Copy out each line below that has the word "this" in it.

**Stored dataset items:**
↓

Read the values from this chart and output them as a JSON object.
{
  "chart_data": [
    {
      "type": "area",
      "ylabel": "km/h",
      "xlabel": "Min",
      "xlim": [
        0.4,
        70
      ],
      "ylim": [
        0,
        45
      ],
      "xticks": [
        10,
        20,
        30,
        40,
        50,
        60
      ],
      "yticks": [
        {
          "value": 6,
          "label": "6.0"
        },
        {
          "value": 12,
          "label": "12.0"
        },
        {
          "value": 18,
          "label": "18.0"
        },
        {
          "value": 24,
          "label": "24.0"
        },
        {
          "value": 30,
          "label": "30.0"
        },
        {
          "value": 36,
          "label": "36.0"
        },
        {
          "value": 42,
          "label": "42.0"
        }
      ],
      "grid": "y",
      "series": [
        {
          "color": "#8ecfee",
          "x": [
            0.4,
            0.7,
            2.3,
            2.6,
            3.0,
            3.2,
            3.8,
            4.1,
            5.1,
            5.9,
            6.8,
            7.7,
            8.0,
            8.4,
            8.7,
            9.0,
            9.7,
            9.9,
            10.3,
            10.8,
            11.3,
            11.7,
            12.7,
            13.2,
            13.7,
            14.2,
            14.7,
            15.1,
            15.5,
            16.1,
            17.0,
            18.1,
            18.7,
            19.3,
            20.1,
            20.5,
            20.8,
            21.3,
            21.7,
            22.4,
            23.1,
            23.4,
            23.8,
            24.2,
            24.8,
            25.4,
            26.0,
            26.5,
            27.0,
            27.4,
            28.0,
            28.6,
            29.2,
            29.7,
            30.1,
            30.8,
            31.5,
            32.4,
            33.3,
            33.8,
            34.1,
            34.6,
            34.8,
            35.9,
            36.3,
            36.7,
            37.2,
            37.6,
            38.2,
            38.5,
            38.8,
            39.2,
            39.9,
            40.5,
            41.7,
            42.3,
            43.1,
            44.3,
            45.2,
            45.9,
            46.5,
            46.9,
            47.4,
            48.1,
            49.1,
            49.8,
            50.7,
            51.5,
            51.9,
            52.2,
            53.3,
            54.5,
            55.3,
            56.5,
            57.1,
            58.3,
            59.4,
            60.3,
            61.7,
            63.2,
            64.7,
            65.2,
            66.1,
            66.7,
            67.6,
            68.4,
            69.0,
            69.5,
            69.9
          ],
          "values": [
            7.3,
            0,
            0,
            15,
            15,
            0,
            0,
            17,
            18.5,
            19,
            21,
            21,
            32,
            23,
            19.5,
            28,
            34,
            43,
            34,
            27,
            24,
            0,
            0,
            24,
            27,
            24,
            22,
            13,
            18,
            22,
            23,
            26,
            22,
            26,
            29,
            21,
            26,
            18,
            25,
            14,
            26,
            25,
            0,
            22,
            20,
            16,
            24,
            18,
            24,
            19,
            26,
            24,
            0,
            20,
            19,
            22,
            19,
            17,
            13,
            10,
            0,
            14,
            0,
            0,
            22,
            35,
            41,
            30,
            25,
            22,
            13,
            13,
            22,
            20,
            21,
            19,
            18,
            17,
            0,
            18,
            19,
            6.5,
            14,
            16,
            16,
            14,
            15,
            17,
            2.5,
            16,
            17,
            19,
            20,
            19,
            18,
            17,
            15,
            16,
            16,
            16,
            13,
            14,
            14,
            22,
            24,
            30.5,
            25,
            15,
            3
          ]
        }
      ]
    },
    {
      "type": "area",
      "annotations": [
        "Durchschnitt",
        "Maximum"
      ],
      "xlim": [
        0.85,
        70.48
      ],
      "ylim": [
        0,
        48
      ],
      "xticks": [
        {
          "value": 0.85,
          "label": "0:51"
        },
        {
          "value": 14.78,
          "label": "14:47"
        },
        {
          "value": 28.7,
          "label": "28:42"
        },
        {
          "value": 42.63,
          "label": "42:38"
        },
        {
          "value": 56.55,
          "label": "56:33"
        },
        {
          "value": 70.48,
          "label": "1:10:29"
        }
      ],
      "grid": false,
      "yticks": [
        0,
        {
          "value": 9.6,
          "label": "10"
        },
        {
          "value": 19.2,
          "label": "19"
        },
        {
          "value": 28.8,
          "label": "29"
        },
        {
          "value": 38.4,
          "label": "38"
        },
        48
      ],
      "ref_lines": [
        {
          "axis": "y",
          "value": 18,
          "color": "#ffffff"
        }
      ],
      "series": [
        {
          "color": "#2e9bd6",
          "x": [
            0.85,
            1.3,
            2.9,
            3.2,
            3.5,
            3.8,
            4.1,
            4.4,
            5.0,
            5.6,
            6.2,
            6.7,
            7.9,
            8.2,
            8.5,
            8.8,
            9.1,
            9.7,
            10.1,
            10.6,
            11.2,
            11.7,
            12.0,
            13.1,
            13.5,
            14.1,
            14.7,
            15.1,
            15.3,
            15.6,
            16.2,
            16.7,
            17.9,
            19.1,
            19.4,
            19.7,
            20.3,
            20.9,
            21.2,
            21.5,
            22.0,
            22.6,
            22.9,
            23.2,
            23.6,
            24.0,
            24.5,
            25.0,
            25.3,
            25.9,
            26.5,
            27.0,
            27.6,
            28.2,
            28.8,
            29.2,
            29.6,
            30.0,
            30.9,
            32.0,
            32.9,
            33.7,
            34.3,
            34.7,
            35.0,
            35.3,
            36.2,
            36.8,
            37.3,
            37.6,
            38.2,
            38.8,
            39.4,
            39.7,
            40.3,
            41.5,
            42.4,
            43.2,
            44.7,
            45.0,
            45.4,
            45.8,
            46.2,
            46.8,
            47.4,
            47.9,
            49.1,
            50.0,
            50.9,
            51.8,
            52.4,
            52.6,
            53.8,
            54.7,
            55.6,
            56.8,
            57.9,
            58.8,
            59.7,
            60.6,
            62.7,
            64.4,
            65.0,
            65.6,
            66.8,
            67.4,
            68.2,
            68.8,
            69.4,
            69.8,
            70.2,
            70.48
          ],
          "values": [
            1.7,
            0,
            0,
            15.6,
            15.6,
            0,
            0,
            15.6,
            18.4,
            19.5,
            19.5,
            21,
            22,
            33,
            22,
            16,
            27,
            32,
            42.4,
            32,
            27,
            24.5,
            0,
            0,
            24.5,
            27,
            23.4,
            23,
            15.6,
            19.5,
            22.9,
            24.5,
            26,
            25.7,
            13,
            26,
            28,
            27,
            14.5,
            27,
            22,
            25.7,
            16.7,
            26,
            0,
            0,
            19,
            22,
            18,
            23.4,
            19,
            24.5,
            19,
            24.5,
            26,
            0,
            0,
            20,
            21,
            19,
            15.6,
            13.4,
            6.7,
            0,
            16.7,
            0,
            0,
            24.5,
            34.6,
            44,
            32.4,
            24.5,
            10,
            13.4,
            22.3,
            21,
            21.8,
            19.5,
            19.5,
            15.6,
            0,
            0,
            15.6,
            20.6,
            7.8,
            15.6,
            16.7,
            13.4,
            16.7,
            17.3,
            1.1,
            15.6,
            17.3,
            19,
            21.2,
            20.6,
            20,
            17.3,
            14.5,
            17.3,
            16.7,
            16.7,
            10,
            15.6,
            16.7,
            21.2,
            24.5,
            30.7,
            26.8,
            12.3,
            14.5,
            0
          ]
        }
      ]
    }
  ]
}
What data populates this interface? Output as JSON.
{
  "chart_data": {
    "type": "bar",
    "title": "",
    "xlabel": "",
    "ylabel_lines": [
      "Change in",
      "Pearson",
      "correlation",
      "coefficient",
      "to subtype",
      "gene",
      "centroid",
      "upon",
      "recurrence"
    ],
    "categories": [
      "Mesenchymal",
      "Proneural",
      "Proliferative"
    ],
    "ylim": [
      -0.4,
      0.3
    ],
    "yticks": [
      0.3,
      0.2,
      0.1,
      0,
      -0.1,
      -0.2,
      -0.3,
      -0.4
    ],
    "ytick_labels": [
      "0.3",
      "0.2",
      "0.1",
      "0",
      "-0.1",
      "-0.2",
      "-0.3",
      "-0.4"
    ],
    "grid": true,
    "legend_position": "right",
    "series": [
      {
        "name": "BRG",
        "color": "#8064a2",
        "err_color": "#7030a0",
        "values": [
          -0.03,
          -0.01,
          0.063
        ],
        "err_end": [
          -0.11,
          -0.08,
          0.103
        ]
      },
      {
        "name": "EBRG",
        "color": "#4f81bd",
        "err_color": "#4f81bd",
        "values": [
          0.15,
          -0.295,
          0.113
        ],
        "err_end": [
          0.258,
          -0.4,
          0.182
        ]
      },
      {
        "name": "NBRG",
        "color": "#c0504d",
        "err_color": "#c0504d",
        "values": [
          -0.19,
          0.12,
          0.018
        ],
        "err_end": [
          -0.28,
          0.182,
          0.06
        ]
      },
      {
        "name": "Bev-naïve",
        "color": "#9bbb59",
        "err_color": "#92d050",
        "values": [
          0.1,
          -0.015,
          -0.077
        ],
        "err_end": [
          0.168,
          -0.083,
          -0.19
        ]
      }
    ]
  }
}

↑

**TASK OUTPUT:**
Read the values from this chart and output them as a JSON object.
What data populates this interface? Output as JSON.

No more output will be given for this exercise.